---- SUPPLIED ENTRIES

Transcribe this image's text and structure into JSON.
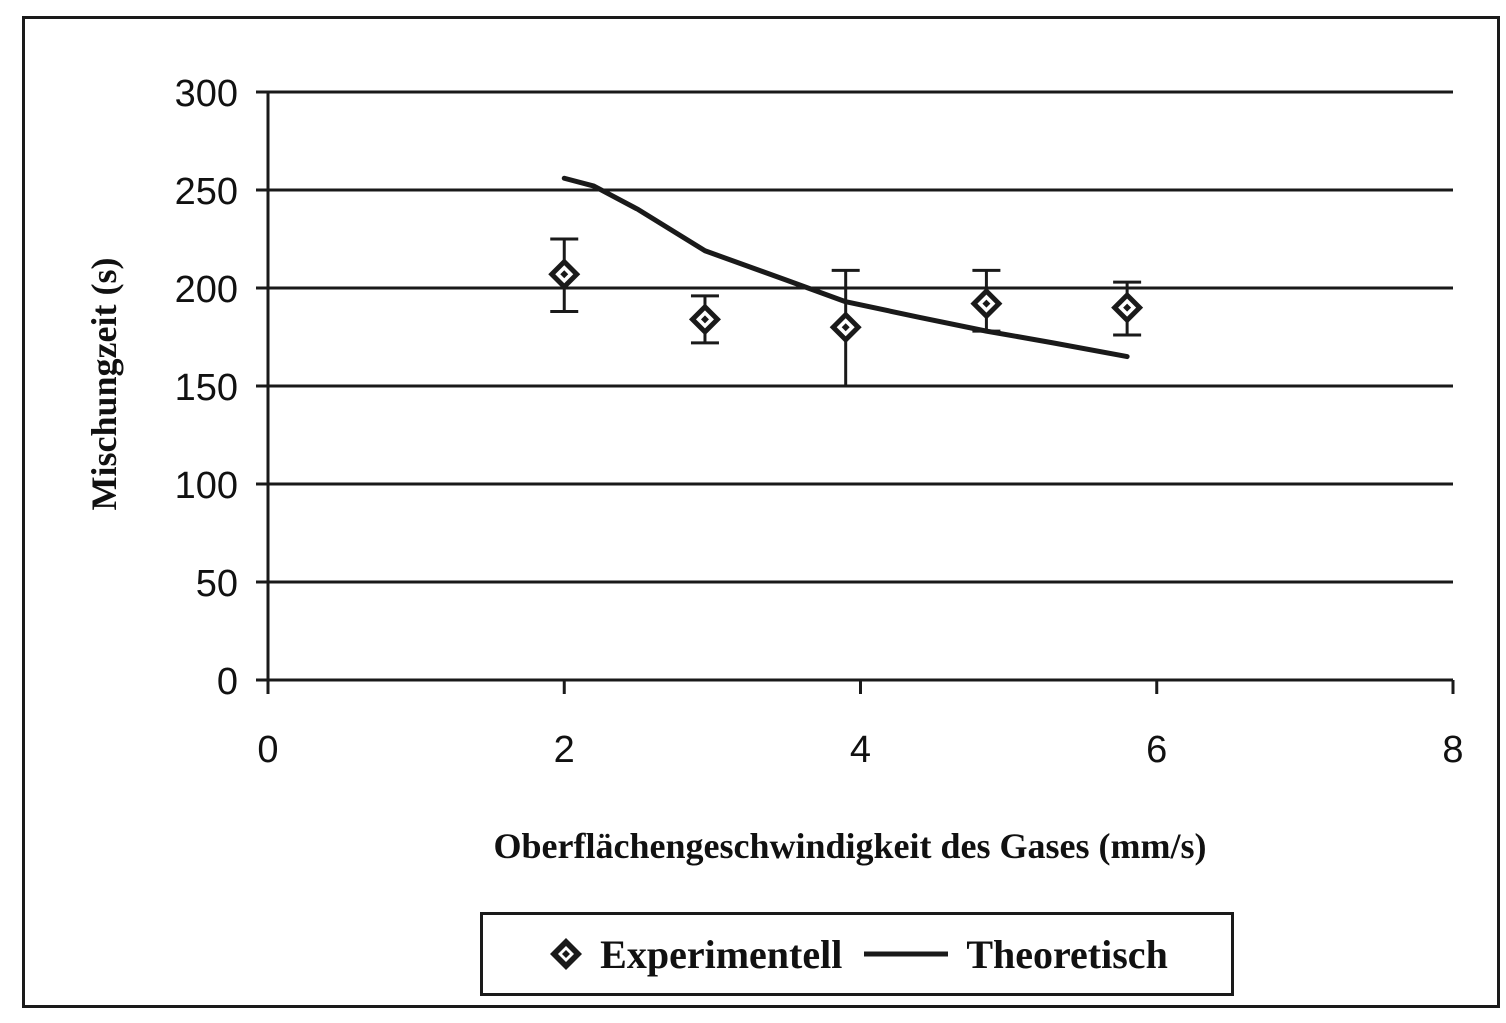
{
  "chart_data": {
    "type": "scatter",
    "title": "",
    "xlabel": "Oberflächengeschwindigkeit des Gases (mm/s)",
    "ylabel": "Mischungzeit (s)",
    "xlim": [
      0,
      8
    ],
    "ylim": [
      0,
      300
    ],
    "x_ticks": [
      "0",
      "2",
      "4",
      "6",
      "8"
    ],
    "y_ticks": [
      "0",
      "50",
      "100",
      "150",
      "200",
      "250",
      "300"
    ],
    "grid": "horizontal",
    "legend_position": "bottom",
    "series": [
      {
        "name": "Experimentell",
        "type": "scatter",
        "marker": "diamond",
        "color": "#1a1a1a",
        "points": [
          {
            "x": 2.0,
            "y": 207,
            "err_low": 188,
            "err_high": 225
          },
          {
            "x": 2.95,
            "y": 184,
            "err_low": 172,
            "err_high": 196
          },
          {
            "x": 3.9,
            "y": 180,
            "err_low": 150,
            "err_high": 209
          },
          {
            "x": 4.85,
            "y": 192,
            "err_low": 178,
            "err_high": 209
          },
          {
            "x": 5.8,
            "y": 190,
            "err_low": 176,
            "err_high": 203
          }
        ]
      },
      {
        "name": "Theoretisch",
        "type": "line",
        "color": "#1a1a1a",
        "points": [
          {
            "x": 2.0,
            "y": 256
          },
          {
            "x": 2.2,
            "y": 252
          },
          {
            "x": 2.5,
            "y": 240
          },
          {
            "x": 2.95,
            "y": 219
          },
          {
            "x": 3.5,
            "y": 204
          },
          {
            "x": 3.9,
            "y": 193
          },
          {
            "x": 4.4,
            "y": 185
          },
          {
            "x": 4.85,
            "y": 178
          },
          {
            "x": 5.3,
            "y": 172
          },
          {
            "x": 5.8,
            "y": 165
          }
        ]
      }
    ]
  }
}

--------

**WHAT YOU ARE ASKED TO DO**
Copy out each line of the records where the string "type" appears.

**FULL RESPONSE**
    "type": "scatter",
        "type": "scatter",
        "type": "line",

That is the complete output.